<<<<

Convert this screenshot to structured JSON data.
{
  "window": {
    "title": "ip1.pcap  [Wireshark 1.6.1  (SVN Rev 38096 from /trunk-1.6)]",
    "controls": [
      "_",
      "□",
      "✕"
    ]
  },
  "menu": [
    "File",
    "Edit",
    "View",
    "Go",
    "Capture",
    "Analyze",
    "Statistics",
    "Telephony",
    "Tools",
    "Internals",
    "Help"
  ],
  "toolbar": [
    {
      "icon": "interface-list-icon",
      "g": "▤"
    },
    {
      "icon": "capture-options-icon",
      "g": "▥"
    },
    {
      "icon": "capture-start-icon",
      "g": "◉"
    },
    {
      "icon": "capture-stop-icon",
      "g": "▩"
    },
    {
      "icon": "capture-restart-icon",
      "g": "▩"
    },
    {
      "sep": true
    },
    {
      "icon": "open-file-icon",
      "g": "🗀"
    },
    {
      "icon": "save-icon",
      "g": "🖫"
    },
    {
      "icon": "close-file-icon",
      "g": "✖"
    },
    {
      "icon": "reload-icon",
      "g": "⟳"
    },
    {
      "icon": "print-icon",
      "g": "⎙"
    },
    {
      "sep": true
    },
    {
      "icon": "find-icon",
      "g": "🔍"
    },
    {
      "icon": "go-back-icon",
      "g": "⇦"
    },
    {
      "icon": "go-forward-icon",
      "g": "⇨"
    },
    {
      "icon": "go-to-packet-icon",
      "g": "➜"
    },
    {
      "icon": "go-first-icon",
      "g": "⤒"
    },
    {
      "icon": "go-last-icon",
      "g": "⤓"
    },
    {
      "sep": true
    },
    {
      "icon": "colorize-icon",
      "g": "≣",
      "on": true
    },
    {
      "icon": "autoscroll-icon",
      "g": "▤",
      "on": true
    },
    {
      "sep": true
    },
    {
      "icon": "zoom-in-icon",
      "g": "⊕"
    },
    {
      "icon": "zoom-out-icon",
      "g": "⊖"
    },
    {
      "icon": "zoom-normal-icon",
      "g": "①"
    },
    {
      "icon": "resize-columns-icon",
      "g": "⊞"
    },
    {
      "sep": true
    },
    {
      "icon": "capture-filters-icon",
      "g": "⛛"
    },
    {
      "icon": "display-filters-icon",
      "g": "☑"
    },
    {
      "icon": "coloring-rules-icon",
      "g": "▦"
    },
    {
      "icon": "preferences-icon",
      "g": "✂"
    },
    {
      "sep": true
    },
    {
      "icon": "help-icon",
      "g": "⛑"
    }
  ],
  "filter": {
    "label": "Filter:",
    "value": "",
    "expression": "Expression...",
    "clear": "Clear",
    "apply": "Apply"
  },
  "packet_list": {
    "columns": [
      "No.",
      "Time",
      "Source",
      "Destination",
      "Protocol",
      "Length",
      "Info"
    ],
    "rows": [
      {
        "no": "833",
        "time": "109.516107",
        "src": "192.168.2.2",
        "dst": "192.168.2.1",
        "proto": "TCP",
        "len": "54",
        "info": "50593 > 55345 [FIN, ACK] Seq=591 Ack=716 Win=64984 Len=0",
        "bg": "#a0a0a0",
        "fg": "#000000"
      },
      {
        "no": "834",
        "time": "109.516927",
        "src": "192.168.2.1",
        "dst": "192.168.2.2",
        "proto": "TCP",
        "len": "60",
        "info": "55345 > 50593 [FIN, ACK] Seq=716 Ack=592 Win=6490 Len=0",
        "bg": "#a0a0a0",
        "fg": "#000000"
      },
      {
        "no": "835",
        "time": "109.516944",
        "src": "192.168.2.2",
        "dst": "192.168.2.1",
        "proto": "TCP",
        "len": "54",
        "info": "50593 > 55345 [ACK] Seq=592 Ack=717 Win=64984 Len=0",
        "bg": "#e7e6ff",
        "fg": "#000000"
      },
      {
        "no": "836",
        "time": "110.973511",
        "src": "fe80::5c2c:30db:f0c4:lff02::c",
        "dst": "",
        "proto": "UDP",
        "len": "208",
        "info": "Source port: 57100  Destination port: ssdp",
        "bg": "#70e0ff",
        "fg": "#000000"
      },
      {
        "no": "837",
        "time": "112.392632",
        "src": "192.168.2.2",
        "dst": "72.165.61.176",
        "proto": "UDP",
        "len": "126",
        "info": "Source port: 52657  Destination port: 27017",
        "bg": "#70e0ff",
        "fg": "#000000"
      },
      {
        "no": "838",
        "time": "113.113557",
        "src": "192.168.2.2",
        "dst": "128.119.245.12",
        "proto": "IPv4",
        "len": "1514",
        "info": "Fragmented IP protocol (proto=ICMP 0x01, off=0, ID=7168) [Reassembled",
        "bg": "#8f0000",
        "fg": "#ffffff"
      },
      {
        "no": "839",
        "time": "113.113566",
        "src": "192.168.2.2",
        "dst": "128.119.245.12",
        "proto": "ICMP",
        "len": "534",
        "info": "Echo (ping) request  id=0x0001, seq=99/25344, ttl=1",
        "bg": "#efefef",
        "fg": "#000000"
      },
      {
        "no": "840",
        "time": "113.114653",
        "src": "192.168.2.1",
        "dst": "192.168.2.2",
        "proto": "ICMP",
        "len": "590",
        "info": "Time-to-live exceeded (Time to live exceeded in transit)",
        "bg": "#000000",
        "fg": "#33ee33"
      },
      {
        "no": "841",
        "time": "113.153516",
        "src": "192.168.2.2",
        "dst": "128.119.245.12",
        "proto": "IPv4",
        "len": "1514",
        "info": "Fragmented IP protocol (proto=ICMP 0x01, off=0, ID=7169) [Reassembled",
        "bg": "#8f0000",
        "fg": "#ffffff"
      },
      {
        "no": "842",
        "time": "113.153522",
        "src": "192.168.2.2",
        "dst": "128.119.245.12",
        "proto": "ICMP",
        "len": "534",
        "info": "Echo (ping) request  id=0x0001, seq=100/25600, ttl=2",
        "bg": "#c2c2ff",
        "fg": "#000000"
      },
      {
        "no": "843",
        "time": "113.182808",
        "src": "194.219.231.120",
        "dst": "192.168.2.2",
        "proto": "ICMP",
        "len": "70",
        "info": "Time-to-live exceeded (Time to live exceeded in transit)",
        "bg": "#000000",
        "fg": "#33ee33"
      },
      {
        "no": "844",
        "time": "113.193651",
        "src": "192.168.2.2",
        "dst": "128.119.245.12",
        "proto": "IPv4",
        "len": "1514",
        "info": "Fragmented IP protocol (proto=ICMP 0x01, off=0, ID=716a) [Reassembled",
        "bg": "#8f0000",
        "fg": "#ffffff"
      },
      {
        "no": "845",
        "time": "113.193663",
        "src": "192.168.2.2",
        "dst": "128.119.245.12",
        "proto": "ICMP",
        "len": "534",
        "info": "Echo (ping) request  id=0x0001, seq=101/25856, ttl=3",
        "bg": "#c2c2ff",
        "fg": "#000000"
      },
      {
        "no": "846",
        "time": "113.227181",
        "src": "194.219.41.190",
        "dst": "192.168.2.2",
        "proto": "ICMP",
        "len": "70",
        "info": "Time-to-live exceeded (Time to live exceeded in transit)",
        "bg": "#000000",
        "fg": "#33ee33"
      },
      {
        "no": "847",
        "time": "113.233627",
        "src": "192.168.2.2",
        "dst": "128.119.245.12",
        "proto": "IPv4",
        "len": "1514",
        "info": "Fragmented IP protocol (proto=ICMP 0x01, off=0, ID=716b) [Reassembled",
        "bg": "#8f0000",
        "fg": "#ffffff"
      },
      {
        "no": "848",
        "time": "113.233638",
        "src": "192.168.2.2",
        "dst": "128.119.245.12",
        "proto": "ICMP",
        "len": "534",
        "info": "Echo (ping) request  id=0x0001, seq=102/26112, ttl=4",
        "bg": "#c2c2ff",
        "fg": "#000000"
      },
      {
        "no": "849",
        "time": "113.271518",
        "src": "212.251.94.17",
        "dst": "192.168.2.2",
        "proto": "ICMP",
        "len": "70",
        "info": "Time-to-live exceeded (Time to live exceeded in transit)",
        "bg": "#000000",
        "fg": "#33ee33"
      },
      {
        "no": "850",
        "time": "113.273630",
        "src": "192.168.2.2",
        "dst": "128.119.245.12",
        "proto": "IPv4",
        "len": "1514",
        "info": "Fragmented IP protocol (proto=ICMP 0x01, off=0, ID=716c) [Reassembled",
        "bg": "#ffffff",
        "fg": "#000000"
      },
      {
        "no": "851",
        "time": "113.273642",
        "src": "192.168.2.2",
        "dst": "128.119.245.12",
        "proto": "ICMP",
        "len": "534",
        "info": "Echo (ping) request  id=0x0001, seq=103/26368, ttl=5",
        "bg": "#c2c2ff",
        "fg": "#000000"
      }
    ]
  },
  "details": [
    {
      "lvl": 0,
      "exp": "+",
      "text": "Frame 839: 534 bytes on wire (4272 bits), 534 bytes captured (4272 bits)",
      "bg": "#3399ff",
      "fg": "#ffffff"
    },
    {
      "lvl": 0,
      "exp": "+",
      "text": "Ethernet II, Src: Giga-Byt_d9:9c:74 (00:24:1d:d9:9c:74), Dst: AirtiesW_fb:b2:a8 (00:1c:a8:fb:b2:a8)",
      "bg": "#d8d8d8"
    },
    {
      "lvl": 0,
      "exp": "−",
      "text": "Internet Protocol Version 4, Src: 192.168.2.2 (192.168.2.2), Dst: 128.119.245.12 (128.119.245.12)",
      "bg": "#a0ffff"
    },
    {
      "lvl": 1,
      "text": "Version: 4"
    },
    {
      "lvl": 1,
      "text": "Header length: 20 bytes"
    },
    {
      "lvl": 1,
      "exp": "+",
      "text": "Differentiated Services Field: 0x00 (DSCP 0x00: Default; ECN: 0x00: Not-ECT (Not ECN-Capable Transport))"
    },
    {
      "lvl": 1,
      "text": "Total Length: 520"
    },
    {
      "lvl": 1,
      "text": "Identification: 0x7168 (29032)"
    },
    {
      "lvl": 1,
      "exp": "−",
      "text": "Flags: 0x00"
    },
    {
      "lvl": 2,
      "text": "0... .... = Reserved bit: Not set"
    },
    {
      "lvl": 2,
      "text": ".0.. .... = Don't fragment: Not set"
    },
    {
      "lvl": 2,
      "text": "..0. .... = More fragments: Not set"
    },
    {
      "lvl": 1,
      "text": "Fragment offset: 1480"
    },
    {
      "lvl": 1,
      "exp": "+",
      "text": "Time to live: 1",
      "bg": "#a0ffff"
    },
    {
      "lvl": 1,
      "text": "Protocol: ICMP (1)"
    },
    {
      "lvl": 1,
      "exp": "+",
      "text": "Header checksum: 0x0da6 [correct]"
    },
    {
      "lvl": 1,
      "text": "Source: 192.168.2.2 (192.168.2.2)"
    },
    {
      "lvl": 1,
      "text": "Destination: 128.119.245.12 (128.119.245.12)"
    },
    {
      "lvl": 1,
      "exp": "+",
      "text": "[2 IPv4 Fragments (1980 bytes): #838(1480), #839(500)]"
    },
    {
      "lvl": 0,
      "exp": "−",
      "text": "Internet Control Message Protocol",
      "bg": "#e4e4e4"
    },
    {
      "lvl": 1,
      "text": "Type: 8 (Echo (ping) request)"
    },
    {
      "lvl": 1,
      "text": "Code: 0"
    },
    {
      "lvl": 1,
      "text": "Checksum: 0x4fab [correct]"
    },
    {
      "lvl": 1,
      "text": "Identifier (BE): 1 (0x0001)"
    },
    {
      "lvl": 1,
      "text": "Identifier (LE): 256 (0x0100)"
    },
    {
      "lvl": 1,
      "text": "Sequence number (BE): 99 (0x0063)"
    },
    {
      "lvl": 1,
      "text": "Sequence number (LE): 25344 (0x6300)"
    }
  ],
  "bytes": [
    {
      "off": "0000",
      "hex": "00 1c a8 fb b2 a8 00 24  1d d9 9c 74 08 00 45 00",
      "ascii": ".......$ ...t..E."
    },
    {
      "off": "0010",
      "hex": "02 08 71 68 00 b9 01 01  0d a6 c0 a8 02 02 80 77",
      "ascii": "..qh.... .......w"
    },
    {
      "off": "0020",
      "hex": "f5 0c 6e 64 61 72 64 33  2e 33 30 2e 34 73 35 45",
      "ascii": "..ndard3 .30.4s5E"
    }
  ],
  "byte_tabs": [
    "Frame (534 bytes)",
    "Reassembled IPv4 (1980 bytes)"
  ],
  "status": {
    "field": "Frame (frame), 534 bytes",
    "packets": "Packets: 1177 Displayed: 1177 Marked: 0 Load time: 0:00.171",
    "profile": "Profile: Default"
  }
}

>>>>

- _Written exercise_
Which lines contain "ping"? Copy each of them out.

- _Expected output_
        "info": "Echo (ping) request  id=0x0001, seq=99/25344, ttl=1",
        "info": "Echo (ping) request  id=0x0001, seq=100/25600, ttl=2",
        "info": "Echo (ping) request  id=0x0001, seq=101/25856, ttl=3",
        "info": "Echo (ping) request  id=0x0001, seq=102/26112, ttl=4",
        "info": "Echo (ping) request  id=0x0001, seq=103/26368, ttl=5",
      "text": "Type: 8 (Echo (ping) request)"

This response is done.